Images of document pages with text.
========
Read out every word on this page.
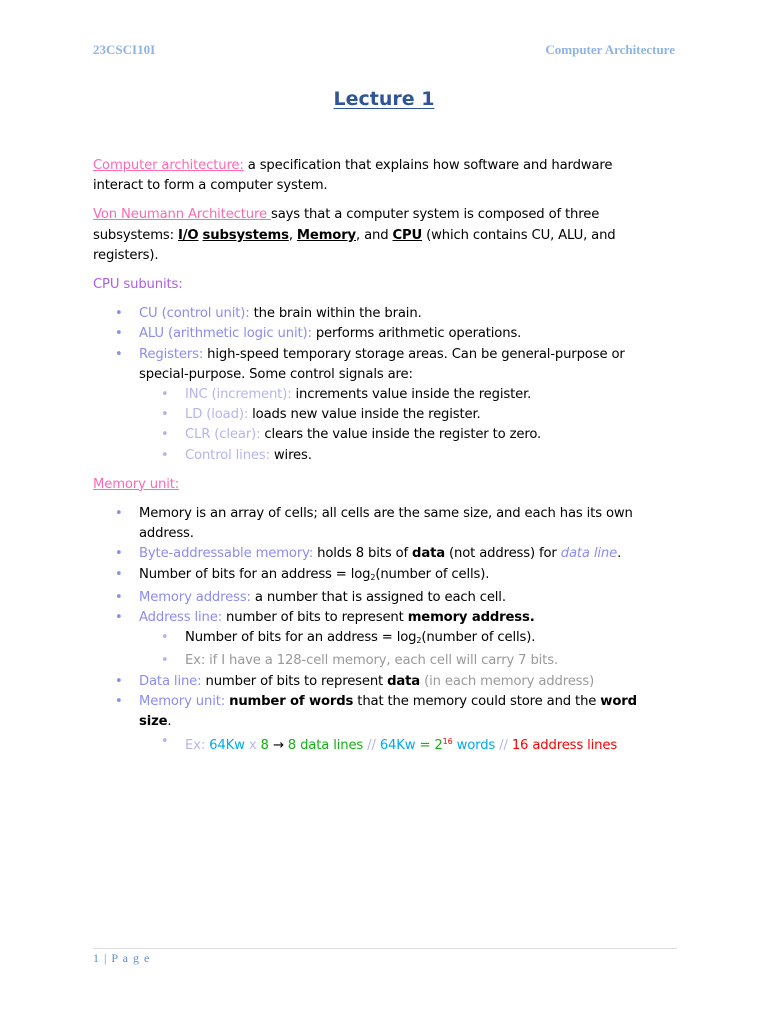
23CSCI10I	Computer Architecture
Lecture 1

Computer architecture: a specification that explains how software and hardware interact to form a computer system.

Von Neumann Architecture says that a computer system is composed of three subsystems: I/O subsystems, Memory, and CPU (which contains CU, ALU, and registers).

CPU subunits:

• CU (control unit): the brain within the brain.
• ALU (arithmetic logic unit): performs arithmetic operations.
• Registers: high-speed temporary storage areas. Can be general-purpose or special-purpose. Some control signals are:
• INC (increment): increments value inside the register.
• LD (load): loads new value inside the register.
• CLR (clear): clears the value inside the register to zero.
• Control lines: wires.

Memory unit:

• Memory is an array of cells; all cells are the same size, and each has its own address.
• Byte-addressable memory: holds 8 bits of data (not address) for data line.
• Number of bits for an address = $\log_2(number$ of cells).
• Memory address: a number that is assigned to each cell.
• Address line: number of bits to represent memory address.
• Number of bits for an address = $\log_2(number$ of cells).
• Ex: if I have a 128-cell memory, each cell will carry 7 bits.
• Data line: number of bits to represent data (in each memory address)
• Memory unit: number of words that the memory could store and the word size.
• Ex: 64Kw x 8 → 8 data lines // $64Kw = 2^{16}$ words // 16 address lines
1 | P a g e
========
Task brief. Search the records for the string "words" and report each line that has it.

Answer below.
• Memory unit: number of words that the memory could store and the word size.
• Ex: 64Kw x 8 → 8 data lines // $64Kw = 2^{16}$ words // 16 address lines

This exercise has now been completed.